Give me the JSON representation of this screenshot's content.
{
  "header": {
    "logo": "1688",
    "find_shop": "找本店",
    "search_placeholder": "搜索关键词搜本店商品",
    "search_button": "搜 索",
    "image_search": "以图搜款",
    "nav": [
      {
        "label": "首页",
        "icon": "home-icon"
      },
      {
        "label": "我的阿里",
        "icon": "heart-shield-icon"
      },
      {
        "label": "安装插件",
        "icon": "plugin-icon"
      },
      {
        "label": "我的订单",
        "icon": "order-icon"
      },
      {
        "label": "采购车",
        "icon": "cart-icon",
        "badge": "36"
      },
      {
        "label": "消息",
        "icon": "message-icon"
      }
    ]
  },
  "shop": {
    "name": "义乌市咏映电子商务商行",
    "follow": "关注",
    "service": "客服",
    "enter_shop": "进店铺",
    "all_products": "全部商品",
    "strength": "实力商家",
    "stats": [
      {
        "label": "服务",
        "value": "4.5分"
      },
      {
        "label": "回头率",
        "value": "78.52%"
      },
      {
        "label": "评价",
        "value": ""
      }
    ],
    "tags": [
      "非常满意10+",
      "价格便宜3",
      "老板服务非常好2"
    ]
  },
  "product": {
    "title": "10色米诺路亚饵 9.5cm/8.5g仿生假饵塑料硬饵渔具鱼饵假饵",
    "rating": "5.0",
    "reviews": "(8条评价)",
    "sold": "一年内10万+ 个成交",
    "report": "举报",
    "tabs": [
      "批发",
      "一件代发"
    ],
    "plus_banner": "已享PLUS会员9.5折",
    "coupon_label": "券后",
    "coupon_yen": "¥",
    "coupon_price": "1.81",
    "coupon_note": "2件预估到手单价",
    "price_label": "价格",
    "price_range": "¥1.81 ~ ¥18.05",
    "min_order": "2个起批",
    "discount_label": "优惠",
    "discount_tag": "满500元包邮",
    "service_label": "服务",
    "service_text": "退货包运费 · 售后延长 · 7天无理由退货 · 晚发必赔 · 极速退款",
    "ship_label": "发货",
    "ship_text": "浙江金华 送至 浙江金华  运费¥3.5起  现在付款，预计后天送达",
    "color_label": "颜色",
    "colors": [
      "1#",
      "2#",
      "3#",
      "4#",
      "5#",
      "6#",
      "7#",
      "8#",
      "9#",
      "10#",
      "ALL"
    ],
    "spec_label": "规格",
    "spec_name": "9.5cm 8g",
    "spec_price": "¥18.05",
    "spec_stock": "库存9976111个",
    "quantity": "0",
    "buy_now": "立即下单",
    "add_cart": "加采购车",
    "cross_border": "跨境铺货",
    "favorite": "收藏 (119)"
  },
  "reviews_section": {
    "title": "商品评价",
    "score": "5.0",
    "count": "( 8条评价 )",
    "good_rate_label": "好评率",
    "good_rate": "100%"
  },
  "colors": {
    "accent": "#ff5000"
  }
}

---

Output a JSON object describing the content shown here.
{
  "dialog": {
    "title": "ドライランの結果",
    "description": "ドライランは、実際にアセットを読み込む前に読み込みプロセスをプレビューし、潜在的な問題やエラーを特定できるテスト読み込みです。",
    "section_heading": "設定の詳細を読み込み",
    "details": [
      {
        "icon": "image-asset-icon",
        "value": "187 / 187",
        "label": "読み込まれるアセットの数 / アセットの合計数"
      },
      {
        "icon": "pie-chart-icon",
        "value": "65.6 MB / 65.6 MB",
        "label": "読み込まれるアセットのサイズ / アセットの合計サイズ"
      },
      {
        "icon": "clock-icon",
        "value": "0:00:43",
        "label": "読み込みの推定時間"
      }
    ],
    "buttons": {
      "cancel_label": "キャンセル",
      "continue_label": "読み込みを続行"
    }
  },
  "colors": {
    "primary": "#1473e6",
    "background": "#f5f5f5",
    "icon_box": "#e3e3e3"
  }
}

§ **Exercise brief**
Report all lines of the data that include the word "title".

§ **Correct answer**
    "title": "10色米诺路亚饵 9.5cm/8.5g仿生假饵塑料硬饵渔具鱼饵假饵",
    "title": "商品评价",
    "title": "ドライランの結果",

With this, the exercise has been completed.